From the entries below, pull out each line where "réalisation" appears.

[Source records]
= = = = = = =

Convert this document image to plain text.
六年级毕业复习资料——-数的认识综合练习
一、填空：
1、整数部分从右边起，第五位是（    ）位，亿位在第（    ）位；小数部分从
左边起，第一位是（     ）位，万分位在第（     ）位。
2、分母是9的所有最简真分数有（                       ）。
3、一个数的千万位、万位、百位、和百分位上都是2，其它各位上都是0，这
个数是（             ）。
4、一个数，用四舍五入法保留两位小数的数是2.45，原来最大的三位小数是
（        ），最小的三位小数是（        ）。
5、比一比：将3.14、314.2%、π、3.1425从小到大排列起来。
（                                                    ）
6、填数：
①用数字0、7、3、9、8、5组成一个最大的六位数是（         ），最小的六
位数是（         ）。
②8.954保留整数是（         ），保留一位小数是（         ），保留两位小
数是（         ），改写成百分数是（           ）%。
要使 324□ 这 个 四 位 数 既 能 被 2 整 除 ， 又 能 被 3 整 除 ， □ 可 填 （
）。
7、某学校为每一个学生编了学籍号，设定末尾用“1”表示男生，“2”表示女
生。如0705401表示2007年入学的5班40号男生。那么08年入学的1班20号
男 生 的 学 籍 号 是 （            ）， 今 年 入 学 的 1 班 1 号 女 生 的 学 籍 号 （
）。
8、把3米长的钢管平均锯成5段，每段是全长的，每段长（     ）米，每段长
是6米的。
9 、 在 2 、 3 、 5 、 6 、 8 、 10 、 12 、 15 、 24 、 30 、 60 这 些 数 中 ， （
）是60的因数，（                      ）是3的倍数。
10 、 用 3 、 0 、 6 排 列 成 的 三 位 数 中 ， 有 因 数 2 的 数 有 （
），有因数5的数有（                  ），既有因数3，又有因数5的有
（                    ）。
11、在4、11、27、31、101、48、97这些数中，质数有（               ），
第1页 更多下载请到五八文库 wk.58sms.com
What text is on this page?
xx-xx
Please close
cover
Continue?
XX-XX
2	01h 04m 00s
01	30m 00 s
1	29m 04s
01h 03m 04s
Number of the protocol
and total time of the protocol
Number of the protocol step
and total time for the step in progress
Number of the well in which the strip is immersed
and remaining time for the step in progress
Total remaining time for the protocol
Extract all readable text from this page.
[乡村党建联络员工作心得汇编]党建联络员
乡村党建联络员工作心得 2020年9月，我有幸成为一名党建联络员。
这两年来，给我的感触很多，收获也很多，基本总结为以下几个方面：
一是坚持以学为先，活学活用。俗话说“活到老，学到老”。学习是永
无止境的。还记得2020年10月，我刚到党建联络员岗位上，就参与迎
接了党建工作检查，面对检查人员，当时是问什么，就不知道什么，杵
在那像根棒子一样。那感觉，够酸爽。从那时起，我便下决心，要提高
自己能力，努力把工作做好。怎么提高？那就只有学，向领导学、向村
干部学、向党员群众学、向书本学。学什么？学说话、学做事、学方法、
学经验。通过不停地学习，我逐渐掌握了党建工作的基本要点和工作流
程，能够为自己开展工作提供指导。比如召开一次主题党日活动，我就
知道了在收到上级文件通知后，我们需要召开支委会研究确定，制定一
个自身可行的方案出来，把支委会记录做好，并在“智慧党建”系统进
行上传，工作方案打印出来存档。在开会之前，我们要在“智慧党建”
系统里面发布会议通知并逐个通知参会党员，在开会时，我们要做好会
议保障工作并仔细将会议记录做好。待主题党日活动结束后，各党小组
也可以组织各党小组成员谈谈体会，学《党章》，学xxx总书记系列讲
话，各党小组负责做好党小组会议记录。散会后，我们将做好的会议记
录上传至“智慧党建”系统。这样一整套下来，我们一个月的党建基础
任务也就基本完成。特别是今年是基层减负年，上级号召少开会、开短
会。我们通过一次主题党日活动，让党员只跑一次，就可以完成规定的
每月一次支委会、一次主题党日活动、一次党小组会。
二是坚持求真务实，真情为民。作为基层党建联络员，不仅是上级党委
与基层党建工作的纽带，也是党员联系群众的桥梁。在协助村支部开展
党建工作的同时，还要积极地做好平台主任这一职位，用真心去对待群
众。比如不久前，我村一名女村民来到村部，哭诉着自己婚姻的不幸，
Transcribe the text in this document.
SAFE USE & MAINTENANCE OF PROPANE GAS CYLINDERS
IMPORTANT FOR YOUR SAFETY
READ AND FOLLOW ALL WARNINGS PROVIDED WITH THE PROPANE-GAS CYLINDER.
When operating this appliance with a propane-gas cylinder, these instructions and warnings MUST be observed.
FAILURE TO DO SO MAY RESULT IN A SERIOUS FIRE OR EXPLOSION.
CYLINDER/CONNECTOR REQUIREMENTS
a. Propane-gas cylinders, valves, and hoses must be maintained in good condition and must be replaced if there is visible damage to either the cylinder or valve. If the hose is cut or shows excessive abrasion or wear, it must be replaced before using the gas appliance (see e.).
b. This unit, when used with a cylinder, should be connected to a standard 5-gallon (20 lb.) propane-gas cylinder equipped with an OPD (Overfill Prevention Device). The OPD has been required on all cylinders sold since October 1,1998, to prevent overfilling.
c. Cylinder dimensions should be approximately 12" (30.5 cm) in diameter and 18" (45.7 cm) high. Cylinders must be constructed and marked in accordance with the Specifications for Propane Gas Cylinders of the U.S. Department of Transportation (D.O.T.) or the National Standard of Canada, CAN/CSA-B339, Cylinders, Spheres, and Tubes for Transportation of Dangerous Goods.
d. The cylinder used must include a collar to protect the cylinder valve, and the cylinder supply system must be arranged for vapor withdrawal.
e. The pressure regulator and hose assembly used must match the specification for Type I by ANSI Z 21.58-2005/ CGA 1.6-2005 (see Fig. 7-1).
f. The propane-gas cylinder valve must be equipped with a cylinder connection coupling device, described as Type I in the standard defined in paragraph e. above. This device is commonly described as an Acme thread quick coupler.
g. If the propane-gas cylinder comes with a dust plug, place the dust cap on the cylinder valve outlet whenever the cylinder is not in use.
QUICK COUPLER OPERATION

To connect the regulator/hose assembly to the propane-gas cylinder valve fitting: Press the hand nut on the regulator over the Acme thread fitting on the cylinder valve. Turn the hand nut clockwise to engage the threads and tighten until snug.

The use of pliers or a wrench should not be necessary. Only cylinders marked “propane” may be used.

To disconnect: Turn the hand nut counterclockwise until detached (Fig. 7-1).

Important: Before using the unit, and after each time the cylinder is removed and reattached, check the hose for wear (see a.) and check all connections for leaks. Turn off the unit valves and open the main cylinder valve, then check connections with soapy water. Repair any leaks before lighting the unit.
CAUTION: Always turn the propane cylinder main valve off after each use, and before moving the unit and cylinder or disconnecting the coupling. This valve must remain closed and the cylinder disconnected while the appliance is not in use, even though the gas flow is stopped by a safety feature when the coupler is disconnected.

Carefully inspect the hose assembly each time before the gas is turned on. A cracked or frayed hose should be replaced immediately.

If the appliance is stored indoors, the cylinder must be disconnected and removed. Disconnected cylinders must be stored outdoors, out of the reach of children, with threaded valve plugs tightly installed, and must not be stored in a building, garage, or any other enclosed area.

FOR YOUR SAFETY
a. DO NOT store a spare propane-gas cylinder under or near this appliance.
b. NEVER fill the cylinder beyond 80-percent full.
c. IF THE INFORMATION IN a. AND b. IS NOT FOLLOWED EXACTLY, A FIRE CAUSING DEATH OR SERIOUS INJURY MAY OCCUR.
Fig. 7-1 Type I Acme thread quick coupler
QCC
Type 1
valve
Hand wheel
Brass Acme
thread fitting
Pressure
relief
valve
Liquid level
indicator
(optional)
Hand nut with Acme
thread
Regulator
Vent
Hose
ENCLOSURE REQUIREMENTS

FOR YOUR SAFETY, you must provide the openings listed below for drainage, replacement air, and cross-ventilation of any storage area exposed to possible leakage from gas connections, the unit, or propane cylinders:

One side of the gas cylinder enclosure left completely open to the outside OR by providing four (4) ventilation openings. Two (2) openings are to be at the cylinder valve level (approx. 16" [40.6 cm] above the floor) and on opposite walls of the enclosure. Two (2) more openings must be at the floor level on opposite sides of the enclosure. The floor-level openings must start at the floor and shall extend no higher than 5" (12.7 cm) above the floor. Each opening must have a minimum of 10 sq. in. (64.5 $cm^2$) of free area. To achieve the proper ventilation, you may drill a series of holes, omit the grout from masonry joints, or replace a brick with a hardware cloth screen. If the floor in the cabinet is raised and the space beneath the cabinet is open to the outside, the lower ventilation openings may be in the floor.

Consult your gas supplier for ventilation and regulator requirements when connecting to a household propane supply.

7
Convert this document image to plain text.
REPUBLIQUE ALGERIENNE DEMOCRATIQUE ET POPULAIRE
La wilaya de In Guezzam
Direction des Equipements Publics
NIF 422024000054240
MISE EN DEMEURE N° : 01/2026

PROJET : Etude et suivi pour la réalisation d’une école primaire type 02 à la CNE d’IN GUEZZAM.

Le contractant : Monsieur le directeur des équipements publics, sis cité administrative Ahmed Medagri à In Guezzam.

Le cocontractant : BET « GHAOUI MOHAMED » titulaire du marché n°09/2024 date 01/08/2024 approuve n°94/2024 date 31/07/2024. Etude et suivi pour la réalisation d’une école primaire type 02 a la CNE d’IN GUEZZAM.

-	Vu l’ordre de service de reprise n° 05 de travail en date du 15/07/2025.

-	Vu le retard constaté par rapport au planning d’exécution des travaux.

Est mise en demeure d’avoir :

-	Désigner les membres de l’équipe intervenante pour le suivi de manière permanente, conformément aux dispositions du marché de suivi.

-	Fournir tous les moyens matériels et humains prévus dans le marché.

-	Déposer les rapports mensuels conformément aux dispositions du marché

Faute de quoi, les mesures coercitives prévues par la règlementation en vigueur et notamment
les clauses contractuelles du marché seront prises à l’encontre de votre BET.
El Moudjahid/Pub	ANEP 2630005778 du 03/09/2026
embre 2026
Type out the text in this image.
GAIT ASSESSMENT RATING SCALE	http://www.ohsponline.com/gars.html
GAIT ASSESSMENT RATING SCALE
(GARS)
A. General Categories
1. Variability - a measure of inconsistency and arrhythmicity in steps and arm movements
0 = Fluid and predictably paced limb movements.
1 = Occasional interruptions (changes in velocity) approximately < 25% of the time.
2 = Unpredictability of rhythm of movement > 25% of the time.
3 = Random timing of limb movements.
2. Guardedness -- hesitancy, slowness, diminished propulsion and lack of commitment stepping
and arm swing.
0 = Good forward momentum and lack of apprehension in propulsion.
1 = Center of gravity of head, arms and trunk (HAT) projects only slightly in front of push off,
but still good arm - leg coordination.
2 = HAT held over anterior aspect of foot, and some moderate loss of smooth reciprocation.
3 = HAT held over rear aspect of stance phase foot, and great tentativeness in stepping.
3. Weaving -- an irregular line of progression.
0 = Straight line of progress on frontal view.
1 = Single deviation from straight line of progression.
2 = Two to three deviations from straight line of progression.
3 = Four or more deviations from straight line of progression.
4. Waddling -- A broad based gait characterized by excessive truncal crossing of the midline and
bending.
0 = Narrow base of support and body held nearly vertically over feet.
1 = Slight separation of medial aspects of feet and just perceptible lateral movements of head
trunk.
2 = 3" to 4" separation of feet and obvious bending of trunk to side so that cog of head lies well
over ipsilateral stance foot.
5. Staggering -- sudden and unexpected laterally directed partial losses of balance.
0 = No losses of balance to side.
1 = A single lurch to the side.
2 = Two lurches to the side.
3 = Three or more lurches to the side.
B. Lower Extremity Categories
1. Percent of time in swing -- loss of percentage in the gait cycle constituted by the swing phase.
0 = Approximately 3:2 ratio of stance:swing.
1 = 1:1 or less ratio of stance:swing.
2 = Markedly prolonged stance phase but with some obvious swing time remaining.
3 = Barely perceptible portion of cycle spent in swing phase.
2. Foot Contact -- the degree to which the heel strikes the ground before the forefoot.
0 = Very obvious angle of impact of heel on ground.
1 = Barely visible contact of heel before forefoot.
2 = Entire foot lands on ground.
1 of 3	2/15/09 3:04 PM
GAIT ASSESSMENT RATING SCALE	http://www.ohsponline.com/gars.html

= = = = = = =

Problem solution:
PROJET : Etude et suivi pour la réalisation d’une école primaire type 02 à la CNE d’IN GUEZZAM.
Le cocontractant : BET « GHAOUI MOHAMED » titulaire du marché n°09/2024 date 01/08/2024 approuve n°94/2024 date 31/07/2024. Etude et suivi pour la réalisation d’une école primaire type 02 a la CNE d’IN GUEZZAM.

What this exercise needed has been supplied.